- WHAT TO DO
Each of the entries should be retyped precisely as it appears.

- RECORD LIST
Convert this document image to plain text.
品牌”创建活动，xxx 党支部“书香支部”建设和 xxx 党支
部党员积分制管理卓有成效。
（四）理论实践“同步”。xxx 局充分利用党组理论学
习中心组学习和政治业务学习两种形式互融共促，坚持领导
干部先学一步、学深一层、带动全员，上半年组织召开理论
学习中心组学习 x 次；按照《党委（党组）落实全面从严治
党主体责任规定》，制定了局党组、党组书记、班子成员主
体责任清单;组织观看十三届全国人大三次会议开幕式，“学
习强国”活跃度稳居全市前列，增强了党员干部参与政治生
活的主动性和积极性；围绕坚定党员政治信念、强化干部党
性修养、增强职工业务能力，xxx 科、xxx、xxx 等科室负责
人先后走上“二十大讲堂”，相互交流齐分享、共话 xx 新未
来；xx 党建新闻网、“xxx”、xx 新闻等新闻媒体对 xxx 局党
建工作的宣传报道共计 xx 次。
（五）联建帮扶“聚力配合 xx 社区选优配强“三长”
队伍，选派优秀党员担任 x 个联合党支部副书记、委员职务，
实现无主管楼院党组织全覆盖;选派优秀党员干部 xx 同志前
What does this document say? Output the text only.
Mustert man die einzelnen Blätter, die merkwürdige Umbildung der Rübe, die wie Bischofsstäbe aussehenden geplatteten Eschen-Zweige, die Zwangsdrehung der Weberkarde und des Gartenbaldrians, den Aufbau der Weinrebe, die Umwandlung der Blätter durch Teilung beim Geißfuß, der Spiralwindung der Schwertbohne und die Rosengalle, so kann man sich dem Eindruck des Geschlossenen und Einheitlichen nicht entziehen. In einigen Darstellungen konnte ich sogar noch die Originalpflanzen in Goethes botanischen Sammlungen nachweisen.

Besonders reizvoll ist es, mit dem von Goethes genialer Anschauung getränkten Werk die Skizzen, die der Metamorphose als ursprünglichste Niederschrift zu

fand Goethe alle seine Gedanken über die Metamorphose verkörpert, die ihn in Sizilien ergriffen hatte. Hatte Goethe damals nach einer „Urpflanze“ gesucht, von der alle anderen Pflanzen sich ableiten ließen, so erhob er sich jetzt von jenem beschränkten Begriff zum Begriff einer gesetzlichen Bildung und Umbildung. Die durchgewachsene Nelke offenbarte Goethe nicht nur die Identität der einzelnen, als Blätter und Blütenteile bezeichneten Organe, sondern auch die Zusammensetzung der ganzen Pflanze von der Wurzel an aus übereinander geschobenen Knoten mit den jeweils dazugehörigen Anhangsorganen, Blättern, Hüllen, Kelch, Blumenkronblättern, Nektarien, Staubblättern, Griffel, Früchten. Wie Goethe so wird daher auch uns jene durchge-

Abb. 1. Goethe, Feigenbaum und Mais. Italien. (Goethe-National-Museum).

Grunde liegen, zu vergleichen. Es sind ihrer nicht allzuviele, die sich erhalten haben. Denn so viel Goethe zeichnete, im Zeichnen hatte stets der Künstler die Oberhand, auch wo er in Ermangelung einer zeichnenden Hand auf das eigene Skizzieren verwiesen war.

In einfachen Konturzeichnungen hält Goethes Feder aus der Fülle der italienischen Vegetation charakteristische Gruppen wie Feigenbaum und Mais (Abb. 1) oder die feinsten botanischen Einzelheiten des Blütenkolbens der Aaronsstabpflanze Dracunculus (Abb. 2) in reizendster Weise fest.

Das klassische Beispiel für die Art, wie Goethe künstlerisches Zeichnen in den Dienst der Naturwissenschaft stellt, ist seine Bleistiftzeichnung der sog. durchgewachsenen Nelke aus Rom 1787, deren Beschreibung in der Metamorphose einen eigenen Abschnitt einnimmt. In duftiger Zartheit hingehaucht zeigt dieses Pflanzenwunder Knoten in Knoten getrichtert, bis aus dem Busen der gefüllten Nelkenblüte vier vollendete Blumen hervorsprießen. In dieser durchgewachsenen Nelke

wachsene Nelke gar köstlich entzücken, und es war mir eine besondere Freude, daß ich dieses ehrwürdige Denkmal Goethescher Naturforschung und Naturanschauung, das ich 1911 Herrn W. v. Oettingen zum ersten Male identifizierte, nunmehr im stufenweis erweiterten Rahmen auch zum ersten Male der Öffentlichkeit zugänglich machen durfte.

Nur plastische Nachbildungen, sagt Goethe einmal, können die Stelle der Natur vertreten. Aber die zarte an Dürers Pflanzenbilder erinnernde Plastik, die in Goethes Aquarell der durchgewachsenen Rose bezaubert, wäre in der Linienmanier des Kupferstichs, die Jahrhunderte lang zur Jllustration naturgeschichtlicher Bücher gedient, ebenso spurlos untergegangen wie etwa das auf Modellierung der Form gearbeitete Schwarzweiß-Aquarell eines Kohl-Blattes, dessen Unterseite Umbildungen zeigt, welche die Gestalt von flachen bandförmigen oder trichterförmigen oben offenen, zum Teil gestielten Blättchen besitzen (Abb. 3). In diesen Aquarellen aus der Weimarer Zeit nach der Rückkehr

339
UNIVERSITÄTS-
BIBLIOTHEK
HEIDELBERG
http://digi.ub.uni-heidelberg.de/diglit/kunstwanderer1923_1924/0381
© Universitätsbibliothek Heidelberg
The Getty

- SOLUTION FOR THIS PROBLEM
Convert this document image to plain text.
品牌”创建活动，xxx 党支部“书香支部”建设和 xxx 党支
部党员积分制管理卓有成效。
（四）理论实践“同步”。xxx 局充分利用党组理论学
习中心组学习和政治业务学习两种形式互融共促，坚持领导
干部先学一步、学深一层、带动全员，上半年组织召开理论
学习中心组学习 x 次；按照《党委（党组）落实全面从严治
党主体责任规定》，制定了局党组、党组书记、班子成员主
体责任清单;组织观看十三届全国人大三次会议开幕式，“学
习强国”活跃度稳居全市前列，增强了党员干部参与政治生
活的主动性和积极性；围绕坚定党员政治信念、强化干部党
性修养、增强职工业务能力，xxx 科、xxx、xxx 等科室负责
人先后走上“二十大讲堂”，相互交流齐分享、共话 xx 新未
来；xx 党建新闻网、“xxx”、xx 新闻等新闻媒体对 xxx 局党
建工作的宣传报道共计 xx 次。
（五）联建帮扶“聚力配合 xx 社区选优配强“三长”
队伍，选派优秀党员担任 x 个联合党支部副书记、委员职务，
实现无主管楼院党组织全覆盖;选派优秀党员干部 xx 同志前
What does this document say? Output the text only.
Mustert man die einzelnen Blätter, die merkwürdige Umbildung der Rübe, die wie Bischofsstäbe aussehenden geplatteten Eschen-Zweige, die Zwangsdrehung der Weberkarde und des Gartenbaldrians, den Aufbau der Weinrebe, die Umwandlung der Blätter durch Teilung beim Geißfuß, der Spiralwindung der Schwertbohne und die Rosengalle, so kann man sich dem Eindruck des Geschlossenen und Einheitlichen nicht entziehen. In einigen Darstellungen konnte ich sogar noch die Originalpflanzen in Goethes botanischen Sammlungen nachweisen.

Besonders reizvoll ist es, mit dem von Goethes genialer Anschauung getränkten Werk die Skizzen, die der Metamorphose als ursprünglichste Niederschrift zu

fand Goethe alle seine Gedanken über die Metamorphose verkörpert, die ihn in Sizilien ergriffen hatte. Hatte Goethe damals nach einer „Urpflanze“ gesucht, von der alle anderen Pflanzen sich ableiten ließen, so erhob er sich jetzt von jenem beschränkten Begriff zum Begriff einer gesetzlichen Bildung und Umbildung. Die durchgewachsene Nelke offenbarte Goethe nicht nur die Identität der einzelnen, als Blätter und Blütenteile bezeichneten Organe, sondern auch die Zusammensetzung der ganzen Pflanze von der Wurzel an aus übereinander geschobenen Knoten mit den jeweils dazugehörigen Anhangsorganen, Blättern, Hüllen, Kelch, Blumenkronblättern, Nektarien, Staubblättern, Griffel, Früchten. Wie Goethe so wird daher auch uns jene durchge-

Abb. 1. Goethe, Feigenbaum und Mais. Italien. (Goethe-National-Museum).

Grunde liegen, zu vergleichen. Es sind ihrer nicht allzuviele, die sich erhalten haben. Denn so viel Goethe zeichnete, im Zeichnen hatte stets der Künstler die Oberhand, auch wo er in Ermangelung einer zeichnenden Hand auf das eigene Skizzieren verwiesen war.

In einfachen Konturzeichnungen hält Goethes Feder aus der Fülle der italienischen Vegetation charakteristische Gruppen wie Feigenbaum und Mais (Abb. 1) oder die feinsten botanischen Einzelheiten des Blütenkolbens der Aaronsstabpflanze Dracunculus (Abb. 2) in reizendster Weise fest.

Das klassische Beispiel für die Art, wie Goethe künstlerisches Zeichnen in den Dienst der Naturwissenschaft stellt, ist seine Bleistiftzeichnung der sog. durchgewachsenen Nelke aus Rom 1787, deren Beschreibung in der Metamorphose einen eigenen Abschnitt einnimmt. In duftiger Zartheit hingehaucht zeigt dieses Pflanzenwunder Knoten in Knoten getrichtert, bis aus dem Busen der gefüllten Nelkenblüte vier vollendete Blumen hervorsprießen. In dieser durchgewachsenen Nelke

wachsene Nelke gar köstlich entzücken, und es war mir eine besondere Freude, daß ich dieses ehrwürdige Denkmal Goethescher Naturforschung und Naturanschauung, das ich 1911 Herrn W. v. Oettingen zum ersten Male identifizierte, nunmehr im stufenweis erweiterten Rahmen auch zum ersten Male der Öffentlichkeit zugänglich machen durfte.

Nur plastische Nachbildungen, sagt Goethe einmal, können die Stelle der Natur vertreten. Aber die zarte an Dürers Pflanzenbilder erinnernde Plastik, die in Goethes Aquarell der durchgewachsenen Rose bezaubert, wäre in der Linienmanier des Kupferstichs, die Jahrhunderte lang zur Jllustration naturgeschichtlicher Bücher gedient, ebenso spurlos untergegangen wie etwa das auf Modellierung der Form gearbeitete Schwarzweiß-Aquarell eines Kohl-Blattes, dessen Unterseite Umbildungen zeigt, welche die Gestalt von flachen bandförmigen oder trichterförmigen oben offenen, zum Teil gestielten Blättchen besitzen (Abb. 3). In diesen Aquarellen aus der Weimarer Zeit nach der Rückkehr

339
UNIVERSITÄTS-
BIBLIOTHEK
HEIDELBERG
http://digi.ub.uni-heidelberg.de/diglit/kunstwanderer1923_1924/0381
© Universitätsbibliothek Heidelberg
The Getty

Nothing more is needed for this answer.